▶ [SHORT TASK]: Repeat exactly each line of the data provided below.

▶ [RAW RECORDS]:
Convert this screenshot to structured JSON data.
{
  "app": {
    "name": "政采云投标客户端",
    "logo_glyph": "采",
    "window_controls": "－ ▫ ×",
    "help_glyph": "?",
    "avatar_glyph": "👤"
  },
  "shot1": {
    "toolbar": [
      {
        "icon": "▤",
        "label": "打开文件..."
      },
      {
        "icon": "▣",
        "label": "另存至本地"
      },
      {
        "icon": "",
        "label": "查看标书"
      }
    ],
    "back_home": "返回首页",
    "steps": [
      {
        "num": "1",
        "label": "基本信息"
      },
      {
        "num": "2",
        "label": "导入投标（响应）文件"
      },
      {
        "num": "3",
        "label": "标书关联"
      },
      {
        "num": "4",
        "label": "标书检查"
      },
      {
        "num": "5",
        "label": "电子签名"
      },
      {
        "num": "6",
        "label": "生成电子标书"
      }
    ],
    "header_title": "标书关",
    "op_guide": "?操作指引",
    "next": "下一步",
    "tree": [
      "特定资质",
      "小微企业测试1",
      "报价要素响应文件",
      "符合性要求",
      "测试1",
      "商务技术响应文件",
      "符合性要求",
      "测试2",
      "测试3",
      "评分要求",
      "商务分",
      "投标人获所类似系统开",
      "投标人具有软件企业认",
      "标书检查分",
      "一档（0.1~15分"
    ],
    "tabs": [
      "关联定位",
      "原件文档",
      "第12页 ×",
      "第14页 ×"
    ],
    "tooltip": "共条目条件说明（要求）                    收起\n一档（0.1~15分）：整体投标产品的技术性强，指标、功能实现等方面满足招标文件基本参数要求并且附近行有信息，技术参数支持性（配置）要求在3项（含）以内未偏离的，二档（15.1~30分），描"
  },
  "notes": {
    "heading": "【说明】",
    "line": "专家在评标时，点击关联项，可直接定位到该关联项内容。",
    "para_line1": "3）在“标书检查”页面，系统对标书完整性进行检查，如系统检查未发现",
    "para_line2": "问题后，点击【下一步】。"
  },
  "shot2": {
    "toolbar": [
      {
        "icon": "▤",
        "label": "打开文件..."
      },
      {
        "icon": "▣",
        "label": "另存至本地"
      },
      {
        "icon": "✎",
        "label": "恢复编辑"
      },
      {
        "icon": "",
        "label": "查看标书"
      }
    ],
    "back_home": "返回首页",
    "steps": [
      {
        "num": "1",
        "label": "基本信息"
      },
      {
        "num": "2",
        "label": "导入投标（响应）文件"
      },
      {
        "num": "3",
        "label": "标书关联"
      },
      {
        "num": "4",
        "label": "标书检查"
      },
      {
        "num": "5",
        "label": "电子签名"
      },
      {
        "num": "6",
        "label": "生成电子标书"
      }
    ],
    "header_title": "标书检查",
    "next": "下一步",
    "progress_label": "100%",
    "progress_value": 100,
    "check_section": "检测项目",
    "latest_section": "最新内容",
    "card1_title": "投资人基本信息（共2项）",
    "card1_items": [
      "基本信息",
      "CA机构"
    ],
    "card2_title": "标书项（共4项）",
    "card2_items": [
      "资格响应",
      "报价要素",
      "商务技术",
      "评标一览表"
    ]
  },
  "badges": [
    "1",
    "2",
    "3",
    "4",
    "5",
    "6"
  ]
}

▶ [TASK SOLUTION]:
Convert this screenshot to structured JSON data.
{
  "app": {
    "name": "政采云投标客户端",
    "logo_glyph": "采",
    "window_controls": "－ ▫ ×",
    "help_glyph": "?",
    "avatar_glyph": "👤"
  },
  "shot1": {
    "toolbar": [
      {
        "icon": "▤",
        "label": "打开文件..."
      },
      {
        "icon": "▣",
        "label": "另存至本地"
      },
      {
        "icon": "",
        "label": "查看标书"
      }
    ],
    "back_home": "返回首页",
    "steps": [
      {
        "num": "1",
        "label": "基本信息"
      },
      {
        "num": "2",
        "label": "导入投标（响应）文件"
      },
      {
        "num": "3",
        "label": "标书关联"
      },
      {
        "num": "4",
        "label": "标书检查"
      },
      {
        "num": "5",
        "label": "电子签名"
      },
      {
        "num": "6",
        "label": "生成电子标书"
      }
    ],
    "header_title": "标书关",
    "op_guide": "?操作指引",
    "next": "下一步",
    "tree": [
      "特定资质",
      "小微企业测试1",
      "报价要素响应文件",
      "符合性要求",
      "测试1",
      "商务技术响应文件",
      "符合性要求",
      "测试2",
      "测试3",
      "评分要求",
      "商务分",
      "投标人获所类似系统开",
      "投标人具有软件企业认",
      "标书检查分",
      "一档（0.1~15分"
    ],
    "tabs": [
      "关联定位",
      "原件文档",
      "第12页 ×",
      "第14页 ×"
    ],
    "tooltip": "共条目条件说明（要求）                    收起\n一档（0.1~15分）：整体投标产品的技术性强，指标、功能实现等方面满足招标文件基本参数要求并且附近行有信息，技术参数支持性（配置）要求在3项（含）以内未偏离的，二档（15.1~30分），描"
  },
  "notes": {
    "heading": "【说明】",
    "line": "专家在评标时，点击关联项，可直接定位到该关联项内容。",
    "para_line1": "3）在“标书检查”页面，系统对标书完整性进行检查，如系统检查未发现",
    "para_line2": "问题后，点击【下一步】。"
  },
  "shot2": {
    "toolbar": [
      {
        "icon": "▤",
        "label": "打开文件..."
      },
      {
        "icon": "▣",
        "label": "另存至本地"
      },
      {
        "icon": "✎",
        "label": "恢复编辑"
      },
      {
        "icon": "",
        "label": "查看标书"
      }
    ],
    "back_home": "返回首页",
    "steps": [
      {
        "num": "1",
        "label": "基本信息"
      },
      {
        "num": "2",
        "label": "导入投标（响应）文件"
      },
      {
        "num": "3",
        "label": "标书关联"
      },
      {
        "num": "4",
        "label": "标书检查"
      },
      {
        "num": "5",
        "label": "电子签名"
      },
      {
        "num": "6",
        "label": "生成电子标书"
      }
    ],
    "header_title": "标书检查",
    "next": "下一步",
    "progress_label": "100%",
    "progress_value": 100,
    "check_section": "检测项目",
    "latest_section": "最新内容",
    "card1_title": "投资人基本信息（共2项）",
    "card1_items": [
      "基本信息",
      "CA机构"
    ],
    "card2_title": "标书项（共4项）",
    "card2_items": [
      "资格响应",
      "报价要素",
      "商务技术",
      "评标一览表"
    ]
  },
  "badges": [
    "1",
    "2",
    "3",
    "4",
    "5",
    "6"
  ]
}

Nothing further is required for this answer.